Exercise description> Extract the complete listing and output it unchanged.

Stored records
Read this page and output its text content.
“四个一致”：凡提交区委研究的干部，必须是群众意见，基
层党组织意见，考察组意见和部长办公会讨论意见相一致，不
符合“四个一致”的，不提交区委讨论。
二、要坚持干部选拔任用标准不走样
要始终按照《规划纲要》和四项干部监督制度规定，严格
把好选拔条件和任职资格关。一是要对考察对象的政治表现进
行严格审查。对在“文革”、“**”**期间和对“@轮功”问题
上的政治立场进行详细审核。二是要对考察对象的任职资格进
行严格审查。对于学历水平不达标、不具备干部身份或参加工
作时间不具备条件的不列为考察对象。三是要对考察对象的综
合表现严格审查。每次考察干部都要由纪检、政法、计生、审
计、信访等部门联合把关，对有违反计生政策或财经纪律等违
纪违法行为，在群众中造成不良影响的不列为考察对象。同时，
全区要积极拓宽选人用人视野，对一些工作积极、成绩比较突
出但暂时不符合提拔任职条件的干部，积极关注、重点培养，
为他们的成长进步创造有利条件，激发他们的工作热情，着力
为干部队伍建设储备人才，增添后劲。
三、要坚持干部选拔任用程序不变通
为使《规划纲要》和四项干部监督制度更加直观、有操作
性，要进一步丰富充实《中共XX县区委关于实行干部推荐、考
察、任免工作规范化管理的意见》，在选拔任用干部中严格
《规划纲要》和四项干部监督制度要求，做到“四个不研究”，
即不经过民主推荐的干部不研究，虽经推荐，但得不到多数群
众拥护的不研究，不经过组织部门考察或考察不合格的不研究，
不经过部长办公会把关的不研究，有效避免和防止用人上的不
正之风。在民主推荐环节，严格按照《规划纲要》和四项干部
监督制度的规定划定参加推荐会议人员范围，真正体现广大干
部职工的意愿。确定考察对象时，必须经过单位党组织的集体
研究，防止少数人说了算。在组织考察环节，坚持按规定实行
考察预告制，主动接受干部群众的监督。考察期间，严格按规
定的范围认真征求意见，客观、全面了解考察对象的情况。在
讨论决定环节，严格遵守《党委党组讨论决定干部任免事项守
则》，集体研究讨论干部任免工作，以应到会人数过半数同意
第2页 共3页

Solution>
Read this page and output its text content.
“四个一致”：凡提交区委研究的干部，必须是群众意见，基
层党组织意见，考察组意见和部长办公会讨论意见相一致，不
符合“四个一致”的，不提交区委讨论。
二、要坚持干部选拔任用标准不走样
要始终按照《规划纲要》和四项干部监督制度规定，严格
把好选拔条件和任职资格关。一是要对考察对象的政治表现进
行严格审查。对在“文革”、“**”**期间和对“@轮功”问题
上的政治立场进行详细审核。二是要对考察对象的任职资格进
行严格审查。对于学历水平不达标、不具备干部身份或参加工
作时间不具备条件的不列为考察对象。三是要对考察对象的综
合表现严格审查。每次考察干部都要由纪检、政法、计生、审
计、信访等部门联合把关，对有违反计生政策或财经纪律等违
纪违法行为，在群众中造成不良影响的不列为考察对象。同时，
全区要积极拓宽选人用人视野，对一些工作积极、成绩比较突
出但暂时不符合提拔任职条件的干部，积极关注、重点培养，
为他们的成长进步创造有利条件，激发他们的工作热情，着力
为干部队伍建设储备人才，增添后劲。
三、要坚持干部选拔任用程序不变通
为使《规划纲要》和四项干部监督制度更加直观、有操作
性，要进一步丰富充实《中共XX县区委关于实行干部推荐、考
察、任免工作规范化管理的意见》，在选拔任用干部中严格
《规划纲要》和四项干部监督制度要求，做到“四个不研究”，
即不经过民主推荐的干部不研究，虽经推荐，但得不到多数群
众拥护的不研究，不经过组织部门考察或考察不合格的不研究，
不经过部长办公会把关的不研究，有效避免和防止用人上的不
正之风。在民主推荐环节，严格按照《规划纲要》和四项干部
监督制度的规定划定参加推荐会议人员范围，真正体现广大干
部职工的意愿。确定考察对象时，必须经过单位党组织的集体
研究，防止少数人说了算。在组织考察环节，坚持按规定实行
考察预告制，主动接受干部群众的监督。考察期间，严格按规
定的范围认真征求意见，客观、全面了解考察对象的情况。在
讨论决定环节，严格遵守《党委党组讨论决定干部任免事项守
则》，集体研究讨论干部任免工作，以应到会人数过半数同意
第2页 共3页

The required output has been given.